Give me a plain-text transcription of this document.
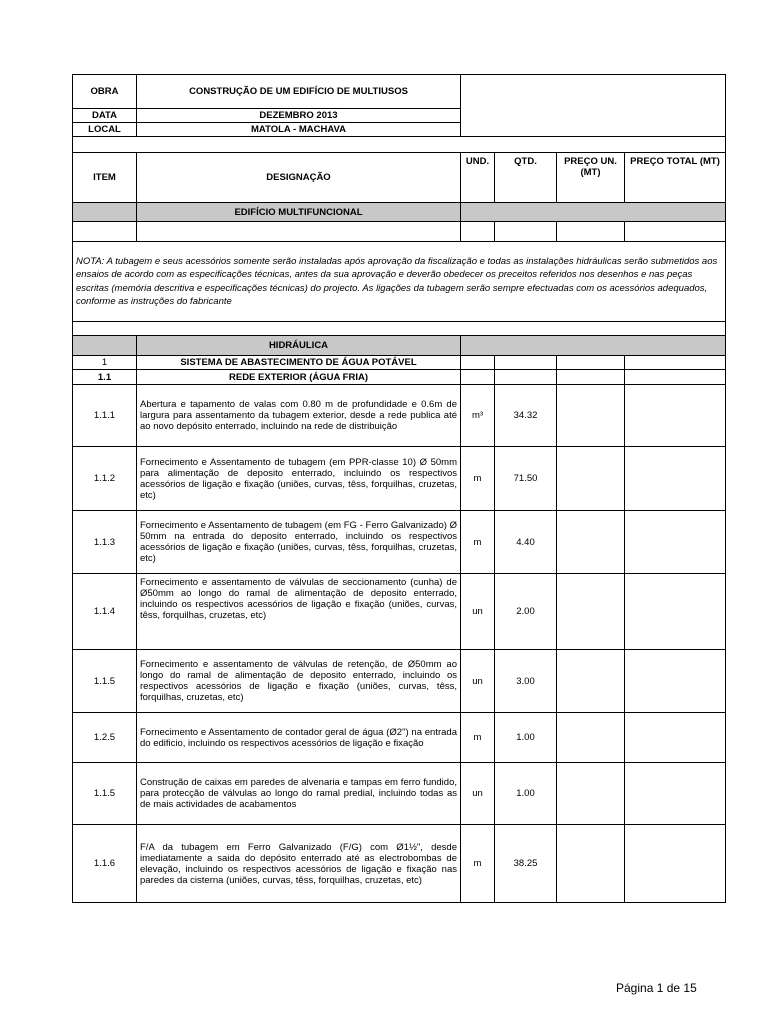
OBRA	CONSTRUÇÃO DE UM EDIFÍCIO DE MULTIUSOS				
DATA	DEZEMBRO 2013				
LOCAL	MATOLA - MACHAVA				

ITEM	DESIGNAÇÃO	UND.	QTD.	PREÇO UN. (MT)	PREÇO TOTAL (MT)
	EDIFÍCIO MULTIFUNCIONAL				

NOTA: A tubagem e seus acessórios somente serão instaladas após aprovação da fiscalização e todas as instalações hidráulicas serão submetidos aos ensaios de acordo com as especificações técnicas, antes da sua aprovação e deverão obedecer os preceitos referidos nos desenhos e nas peças escritas (memória descritiva e especificações técnicas) do projecto. As ligações da tubagem serão sempre efectuadas com os acessórios adequados, conforme as instruções do fabricante					

	HIDRÁULICA				
1	SISTEMA DE ABASTECIMENTO DE ÁGUA POTÁVEL				
1.1	REDE EXTERIOR (ÁGUA FRIA)				
1.1.1	Abertura e tapamento de valas com 0.80 m de profundidade e 0.6m de largura para assentamento da tubagem exterior, desde a rede publica até ao novo depósito enterrado, incluindo na rede de distribuição	m³	34.32		
1.1.2	Fornecimento e Assentamento de tubagem (em PPR-classe 10) Ø 50mm para alimentação de deposito enterrado, incluindo os respectivos acessórios de ligação e fixação (uniões, curvas, têss, forquilhas, cruzetas, etc)	m	71.50		
1.1.3	Fornecimento e Assentamento de tubagem (em FG - Ferro Galvanizado) Ø 50mm na entrada do deposito enterrado, incluindo os respectivos acessórios de ligação e fixação (uniões, curvas, têss, forquilhas, cruzetas, etc)	m	4.40		
1.1.4	Fornecimento e assentamento de válvulas de seccionamento (cunha) de Ø50mm ao longo do ramal de alimentação de deposito enterrado, incluindo os respectivos acessórios de ligação e fixação (uniões, curvas, têss, forquilhas, cruzetas, etc)	un	2.00		
1.1.5	Fornecimento e assentamento de válvulas de retenção, de Ø50mm ao longo do ramal de alimentação de deposito enterrado, incluindo os respectivos acessórios de ligação e fixação (uniões, curvas, têss, forquilhas, cruzetas, etc)	un	3.00		
1.2.5	Fornecimento e Assentamento de contador geral de água (Ø2") na entrada do edificio, incluindo os respectivos acessórios de ligação e fixação	m	1.00		
1.1.5	Construção de caixas em paredes de alvenaria e tampas em ferro fundido, para protecção de válvulas ao longo do ramal predial, incluindo todas as de mais actividades de acabamentos	un	1.00		
1.1.6	F/A da tubagem em Ferro Galvanizado (F/G) com Ø1½", desde imediatamente a saida do depósito enterrado até as electrobombas de elevação, incluindo os respectivos acessórios de ligação e fixação nas paredes da cisterna (uniões, curvas, têss, forquilhas, cruzetas, etc)	m	38.25		
Página 1 de 15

● ● ● ● ●

▶ Challenge
Scan the material above. Extract every line in which the word "paredes" occurs.

▶ Answer to this problem
1.1.5	Construção de caixas em paredes de alvenaria e tampas em ferro fundido, para protecção de válvulas ao longo do ramal predial, incluindo todas as de mais actividades de acabamentos	un	1.00		
1.1.6	F/A da tubagem em Ferro Galvanizado (F/G) com Ø1½", desde imediatamente a saida do depósito enterrado até as electrobombas de elevação, incluindo os respectivos acessórios de ligação e fixação nas paredes da cisterna (uniões, curvas, têss, forquilhas, cruzetas, etc)	m	38.25		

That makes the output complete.